- Given task -
Wherever the word "name" appears in a line, extract that line.

--*--

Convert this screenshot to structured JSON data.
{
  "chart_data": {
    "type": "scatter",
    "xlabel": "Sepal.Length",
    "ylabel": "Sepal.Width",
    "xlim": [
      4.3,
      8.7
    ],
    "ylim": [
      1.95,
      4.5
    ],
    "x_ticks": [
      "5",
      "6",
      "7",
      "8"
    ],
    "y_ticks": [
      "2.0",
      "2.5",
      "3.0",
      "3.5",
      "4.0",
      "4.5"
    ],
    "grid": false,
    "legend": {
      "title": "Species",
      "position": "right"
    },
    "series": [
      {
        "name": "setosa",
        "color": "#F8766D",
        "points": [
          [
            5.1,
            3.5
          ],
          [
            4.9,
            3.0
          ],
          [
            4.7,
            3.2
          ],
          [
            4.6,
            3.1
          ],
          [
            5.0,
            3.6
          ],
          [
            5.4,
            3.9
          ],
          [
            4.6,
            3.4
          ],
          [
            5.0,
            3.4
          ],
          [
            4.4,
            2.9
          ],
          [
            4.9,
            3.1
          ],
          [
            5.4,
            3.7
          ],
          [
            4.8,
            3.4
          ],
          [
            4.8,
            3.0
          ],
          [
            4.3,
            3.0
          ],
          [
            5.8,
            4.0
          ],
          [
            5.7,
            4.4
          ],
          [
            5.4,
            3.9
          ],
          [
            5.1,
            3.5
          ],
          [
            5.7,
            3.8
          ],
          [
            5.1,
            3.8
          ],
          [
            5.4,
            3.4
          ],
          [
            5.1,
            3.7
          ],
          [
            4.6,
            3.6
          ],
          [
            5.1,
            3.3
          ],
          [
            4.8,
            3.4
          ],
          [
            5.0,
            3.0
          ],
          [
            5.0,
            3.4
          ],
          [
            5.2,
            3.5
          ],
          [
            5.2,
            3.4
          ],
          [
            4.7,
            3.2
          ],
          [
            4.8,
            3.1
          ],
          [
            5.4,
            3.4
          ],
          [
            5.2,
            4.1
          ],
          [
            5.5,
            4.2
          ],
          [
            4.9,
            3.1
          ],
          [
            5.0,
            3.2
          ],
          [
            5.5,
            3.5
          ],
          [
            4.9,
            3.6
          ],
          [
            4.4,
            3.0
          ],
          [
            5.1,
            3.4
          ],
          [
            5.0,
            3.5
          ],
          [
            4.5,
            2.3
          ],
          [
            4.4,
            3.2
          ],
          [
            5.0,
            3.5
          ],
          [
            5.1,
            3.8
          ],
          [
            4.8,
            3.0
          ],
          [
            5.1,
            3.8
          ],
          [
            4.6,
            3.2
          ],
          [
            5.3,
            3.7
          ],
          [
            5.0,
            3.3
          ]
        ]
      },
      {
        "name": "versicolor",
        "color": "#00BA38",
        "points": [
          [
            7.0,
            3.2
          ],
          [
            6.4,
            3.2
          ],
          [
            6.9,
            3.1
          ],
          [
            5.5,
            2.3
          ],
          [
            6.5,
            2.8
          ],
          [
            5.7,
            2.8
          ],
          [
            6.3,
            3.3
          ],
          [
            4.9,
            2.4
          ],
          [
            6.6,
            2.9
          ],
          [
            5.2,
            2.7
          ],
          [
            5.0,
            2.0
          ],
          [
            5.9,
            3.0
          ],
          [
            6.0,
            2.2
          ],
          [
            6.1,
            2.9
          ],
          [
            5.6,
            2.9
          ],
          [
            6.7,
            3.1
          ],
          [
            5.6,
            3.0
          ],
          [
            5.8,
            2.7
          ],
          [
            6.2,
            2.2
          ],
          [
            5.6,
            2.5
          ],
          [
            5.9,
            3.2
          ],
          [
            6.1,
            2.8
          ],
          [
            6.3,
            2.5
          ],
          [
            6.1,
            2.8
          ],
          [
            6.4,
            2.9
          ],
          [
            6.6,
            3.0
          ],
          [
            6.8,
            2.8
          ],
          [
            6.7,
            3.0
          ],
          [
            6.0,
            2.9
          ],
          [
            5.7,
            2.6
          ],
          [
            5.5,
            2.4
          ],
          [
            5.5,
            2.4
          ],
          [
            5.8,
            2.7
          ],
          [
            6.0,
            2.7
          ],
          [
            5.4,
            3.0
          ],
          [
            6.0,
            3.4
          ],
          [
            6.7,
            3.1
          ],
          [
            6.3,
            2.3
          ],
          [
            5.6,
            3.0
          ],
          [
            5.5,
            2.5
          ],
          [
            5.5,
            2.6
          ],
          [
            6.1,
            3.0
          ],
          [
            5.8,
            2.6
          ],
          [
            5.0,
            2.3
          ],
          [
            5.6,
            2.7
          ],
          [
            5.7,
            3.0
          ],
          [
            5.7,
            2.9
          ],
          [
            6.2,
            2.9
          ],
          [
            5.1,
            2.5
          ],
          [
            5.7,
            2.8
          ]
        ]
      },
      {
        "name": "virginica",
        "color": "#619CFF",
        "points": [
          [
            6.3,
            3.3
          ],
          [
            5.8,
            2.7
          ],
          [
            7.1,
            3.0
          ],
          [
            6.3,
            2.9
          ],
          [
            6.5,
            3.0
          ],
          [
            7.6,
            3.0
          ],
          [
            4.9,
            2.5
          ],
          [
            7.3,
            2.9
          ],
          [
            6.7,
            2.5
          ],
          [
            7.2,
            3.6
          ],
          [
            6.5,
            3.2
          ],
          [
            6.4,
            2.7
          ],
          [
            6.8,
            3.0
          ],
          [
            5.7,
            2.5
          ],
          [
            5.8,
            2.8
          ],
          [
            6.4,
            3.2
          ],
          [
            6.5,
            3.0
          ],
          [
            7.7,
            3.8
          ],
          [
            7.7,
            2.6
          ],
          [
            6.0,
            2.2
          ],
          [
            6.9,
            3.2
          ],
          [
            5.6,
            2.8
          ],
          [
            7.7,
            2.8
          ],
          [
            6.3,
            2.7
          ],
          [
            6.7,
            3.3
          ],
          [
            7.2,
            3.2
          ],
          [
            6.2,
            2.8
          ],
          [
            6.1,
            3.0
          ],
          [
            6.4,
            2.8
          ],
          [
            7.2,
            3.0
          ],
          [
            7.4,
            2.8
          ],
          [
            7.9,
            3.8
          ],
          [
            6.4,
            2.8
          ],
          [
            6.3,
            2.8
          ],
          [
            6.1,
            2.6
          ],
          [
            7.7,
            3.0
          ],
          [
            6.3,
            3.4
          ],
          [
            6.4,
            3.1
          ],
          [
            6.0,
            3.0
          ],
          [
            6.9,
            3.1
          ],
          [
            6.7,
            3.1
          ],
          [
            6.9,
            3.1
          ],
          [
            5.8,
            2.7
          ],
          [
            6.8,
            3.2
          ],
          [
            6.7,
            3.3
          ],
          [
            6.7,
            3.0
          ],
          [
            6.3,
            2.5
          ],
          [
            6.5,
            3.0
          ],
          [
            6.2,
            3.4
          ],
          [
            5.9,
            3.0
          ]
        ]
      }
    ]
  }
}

--*--

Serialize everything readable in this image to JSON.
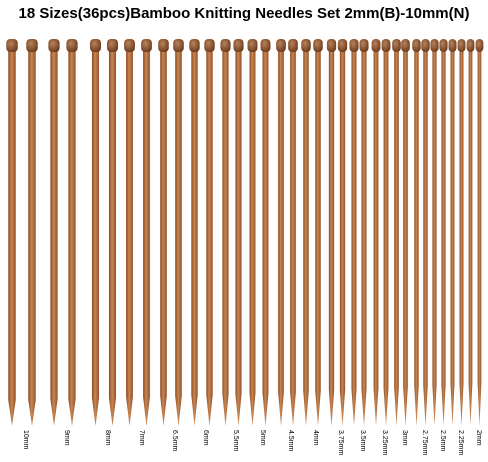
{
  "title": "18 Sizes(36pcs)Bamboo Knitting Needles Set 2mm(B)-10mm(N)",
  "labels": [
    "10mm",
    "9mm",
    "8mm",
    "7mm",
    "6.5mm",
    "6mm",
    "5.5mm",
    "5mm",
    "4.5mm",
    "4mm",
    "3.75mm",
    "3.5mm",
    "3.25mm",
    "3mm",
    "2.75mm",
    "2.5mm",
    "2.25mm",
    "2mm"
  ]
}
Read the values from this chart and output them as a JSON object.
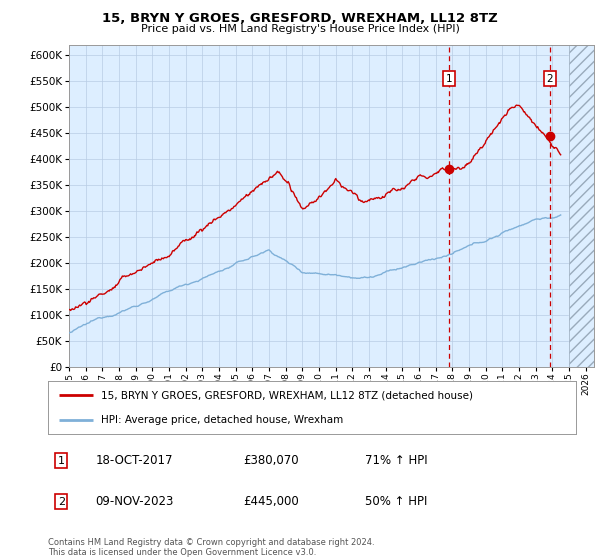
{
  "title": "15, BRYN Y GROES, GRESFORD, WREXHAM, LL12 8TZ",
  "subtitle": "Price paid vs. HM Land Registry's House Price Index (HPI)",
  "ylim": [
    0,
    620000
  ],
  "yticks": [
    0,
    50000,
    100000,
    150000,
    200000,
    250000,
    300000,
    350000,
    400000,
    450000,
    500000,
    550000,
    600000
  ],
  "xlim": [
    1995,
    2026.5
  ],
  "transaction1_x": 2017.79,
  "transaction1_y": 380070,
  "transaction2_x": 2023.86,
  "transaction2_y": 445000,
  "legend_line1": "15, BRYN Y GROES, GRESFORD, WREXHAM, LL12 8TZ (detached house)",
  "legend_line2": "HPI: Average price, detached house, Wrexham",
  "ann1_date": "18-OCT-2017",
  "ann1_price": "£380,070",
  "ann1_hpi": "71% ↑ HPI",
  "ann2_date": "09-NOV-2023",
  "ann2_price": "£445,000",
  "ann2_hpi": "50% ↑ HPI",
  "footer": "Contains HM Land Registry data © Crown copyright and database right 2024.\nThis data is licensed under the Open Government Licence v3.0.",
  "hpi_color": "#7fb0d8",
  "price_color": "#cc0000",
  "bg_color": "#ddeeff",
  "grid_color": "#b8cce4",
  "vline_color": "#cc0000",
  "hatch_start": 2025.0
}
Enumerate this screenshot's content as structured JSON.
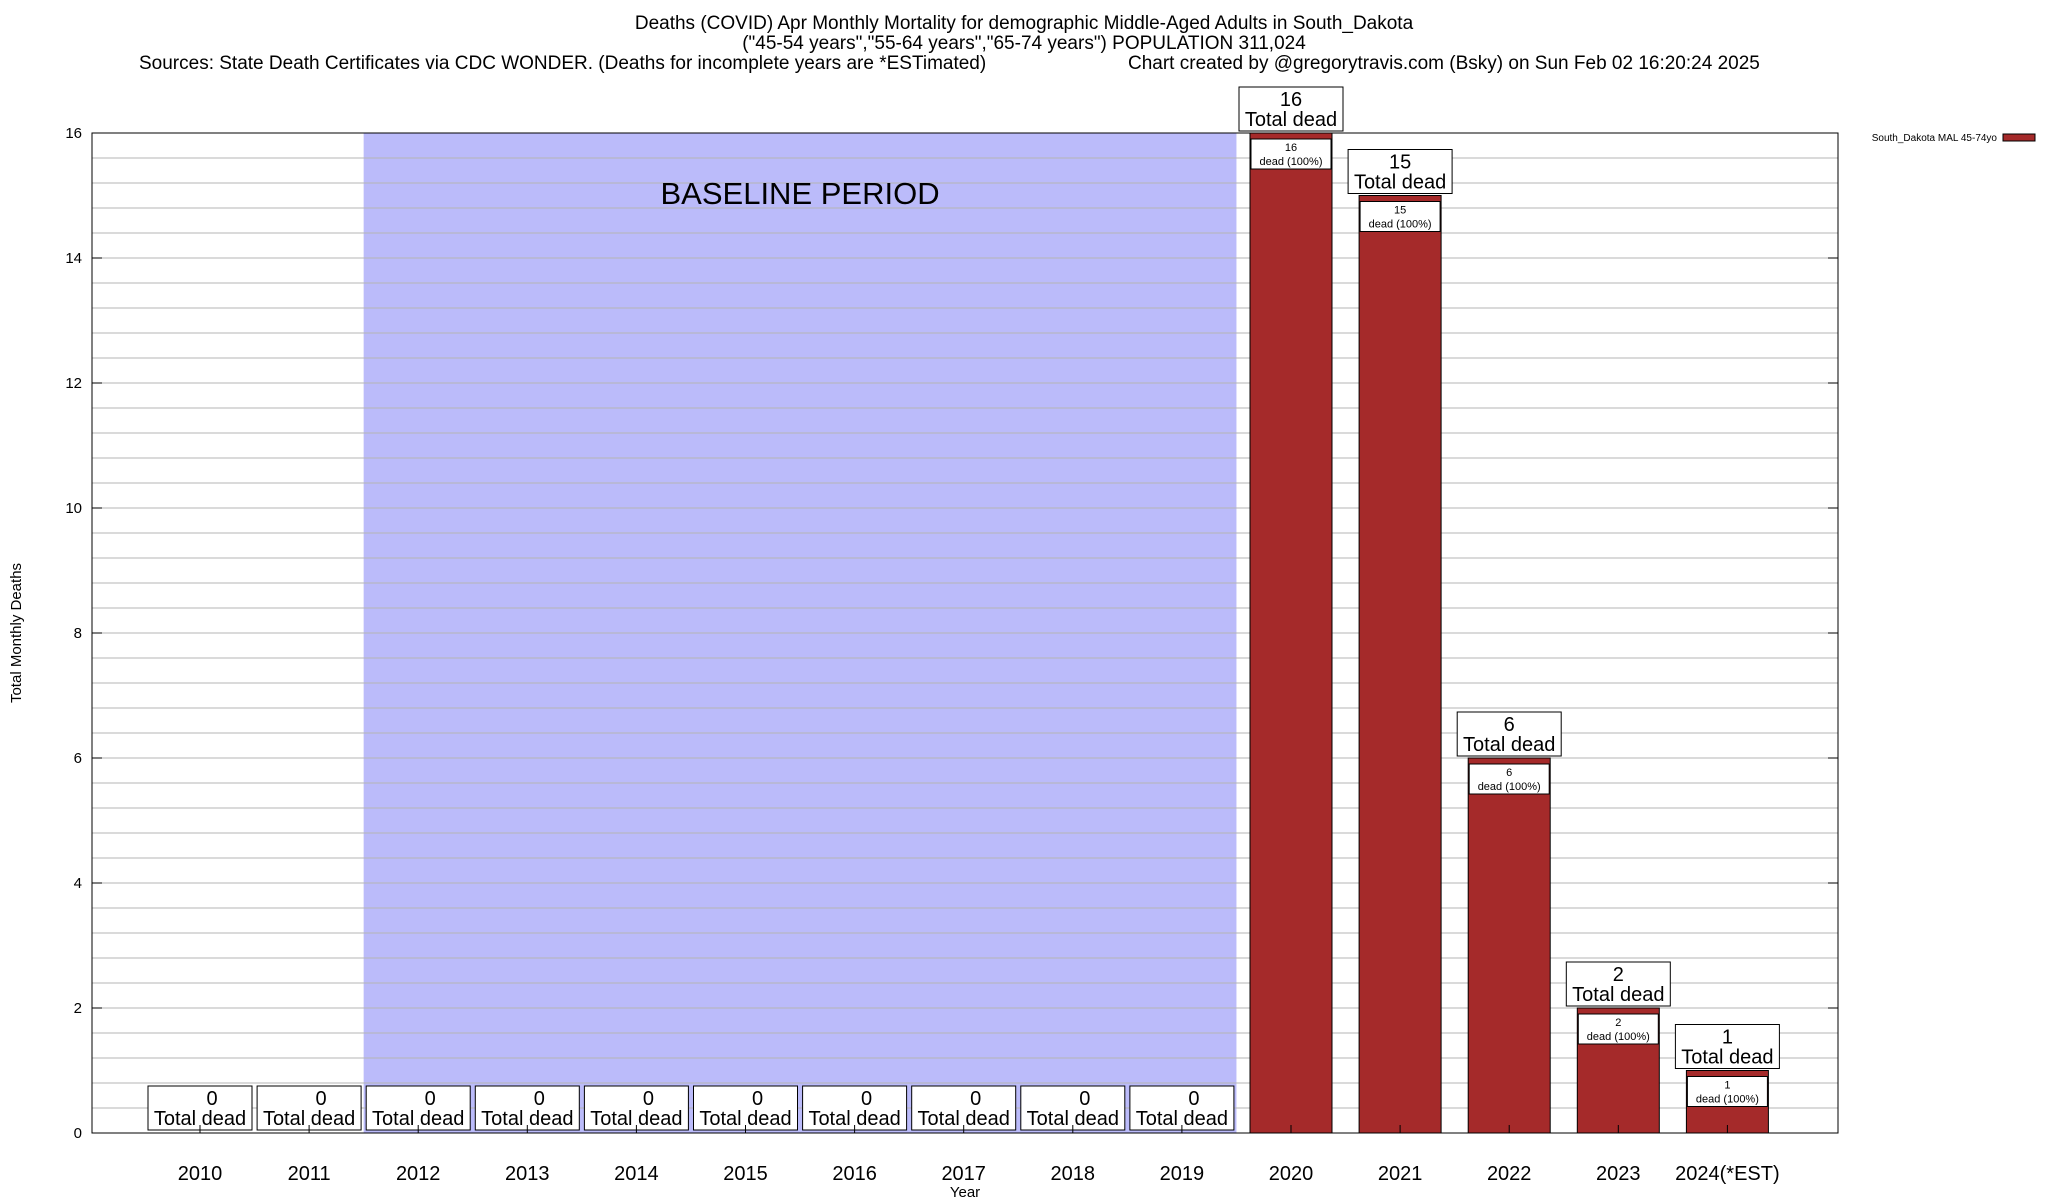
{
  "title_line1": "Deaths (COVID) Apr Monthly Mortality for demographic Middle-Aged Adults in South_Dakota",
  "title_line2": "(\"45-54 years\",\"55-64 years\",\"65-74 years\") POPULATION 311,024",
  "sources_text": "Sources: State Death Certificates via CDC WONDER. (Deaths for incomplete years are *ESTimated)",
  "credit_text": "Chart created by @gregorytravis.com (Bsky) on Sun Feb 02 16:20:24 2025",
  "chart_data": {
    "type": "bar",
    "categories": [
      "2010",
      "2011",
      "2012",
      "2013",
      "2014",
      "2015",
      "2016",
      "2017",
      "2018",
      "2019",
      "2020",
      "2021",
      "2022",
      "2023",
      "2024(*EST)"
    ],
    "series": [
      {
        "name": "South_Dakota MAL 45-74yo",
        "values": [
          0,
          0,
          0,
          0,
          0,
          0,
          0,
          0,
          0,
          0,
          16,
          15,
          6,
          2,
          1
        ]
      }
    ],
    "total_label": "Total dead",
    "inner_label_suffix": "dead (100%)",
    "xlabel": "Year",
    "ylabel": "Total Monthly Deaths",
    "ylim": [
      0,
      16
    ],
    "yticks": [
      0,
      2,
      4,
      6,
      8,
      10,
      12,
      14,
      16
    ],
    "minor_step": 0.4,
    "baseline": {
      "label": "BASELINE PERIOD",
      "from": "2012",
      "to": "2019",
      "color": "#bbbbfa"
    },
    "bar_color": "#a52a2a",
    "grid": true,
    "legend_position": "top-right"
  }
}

--*--

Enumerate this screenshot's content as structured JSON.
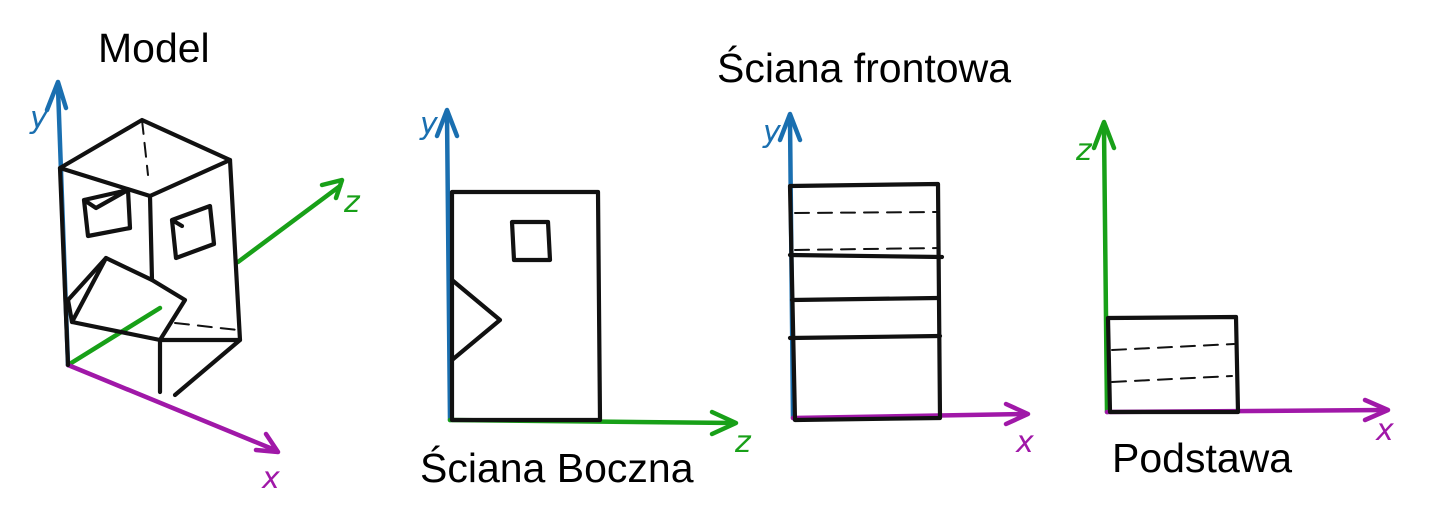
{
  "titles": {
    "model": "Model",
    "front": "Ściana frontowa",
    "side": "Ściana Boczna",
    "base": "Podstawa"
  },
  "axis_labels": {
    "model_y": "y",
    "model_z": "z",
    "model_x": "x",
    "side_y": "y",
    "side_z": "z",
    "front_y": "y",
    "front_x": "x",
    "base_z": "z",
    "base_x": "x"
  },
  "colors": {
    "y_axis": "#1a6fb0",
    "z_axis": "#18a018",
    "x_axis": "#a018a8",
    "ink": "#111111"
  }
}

--*--

- The output -
        "name": "setosa",
        "name": "versicolor",
        "name": "virginica",
        "name": "South_Dakota MAL 45-74yo",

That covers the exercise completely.